Directions
Tally the lines below that contain "this". The number is the whole answer.

[Stored data]
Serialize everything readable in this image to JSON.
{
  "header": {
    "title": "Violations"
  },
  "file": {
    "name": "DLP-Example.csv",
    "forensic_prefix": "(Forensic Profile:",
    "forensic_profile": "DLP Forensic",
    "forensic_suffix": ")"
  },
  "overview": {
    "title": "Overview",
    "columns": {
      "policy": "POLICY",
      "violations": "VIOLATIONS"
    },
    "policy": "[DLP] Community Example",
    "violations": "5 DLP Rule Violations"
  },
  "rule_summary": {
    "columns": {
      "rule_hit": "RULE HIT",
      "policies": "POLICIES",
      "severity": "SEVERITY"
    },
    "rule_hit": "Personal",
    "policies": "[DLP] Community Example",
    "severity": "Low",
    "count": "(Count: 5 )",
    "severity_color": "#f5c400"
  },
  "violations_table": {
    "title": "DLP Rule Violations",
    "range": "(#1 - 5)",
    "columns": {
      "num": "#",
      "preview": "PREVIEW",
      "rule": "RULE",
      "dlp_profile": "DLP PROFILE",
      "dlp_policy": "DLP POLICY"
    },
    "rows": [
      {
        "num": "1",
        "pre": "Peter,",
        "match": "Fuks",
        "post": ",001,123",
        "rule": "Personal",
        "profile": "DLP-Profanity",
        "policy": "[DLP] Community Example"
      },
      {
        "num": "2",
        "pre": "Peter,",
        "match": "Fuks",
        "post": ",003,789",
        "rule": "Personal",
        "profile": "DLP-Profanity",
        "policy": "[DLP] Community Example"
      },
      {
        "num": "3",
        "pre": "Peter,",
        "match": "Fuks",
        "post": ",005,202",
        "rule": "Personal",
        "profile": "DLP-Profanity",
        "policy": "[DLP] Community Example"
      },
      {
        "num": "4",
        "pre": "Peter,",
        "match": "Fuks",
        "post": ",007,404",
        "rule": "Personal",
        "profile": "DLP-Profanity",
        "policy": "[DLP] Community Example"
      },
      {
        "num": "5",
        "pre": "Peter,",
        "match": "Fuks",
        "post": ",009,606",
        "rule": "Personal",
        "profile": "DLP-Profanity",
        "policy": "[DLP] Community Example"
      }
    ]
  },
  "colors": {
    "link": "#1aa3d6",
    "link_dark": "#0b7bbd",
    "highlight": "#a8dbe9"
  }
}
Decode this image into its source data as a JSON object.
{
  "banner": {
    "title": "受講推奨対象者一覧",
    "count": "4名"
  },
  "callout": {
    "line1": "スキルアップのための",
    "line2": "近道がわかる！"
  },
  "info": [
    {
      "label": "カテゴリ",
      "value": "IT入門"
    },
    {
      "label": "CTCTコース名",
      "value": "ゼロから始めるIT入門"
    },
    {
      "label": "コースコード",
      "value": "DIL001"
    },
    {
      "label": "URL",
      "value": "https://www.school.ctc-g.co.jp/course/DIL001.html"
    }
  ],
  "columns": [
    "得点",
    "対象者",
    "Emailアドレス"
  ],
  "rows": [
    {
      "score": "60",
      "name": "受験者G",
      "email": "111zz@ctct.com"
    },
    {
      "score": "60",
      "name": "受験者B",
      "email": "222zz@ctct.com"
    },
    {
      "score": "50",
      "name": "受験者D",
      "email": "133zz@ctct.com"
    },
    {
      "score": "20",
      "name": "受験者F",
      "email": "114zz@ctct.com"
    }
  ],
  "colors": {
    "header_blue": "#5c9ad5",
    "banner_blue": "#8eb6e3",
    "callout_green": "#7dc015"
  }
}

Full response
2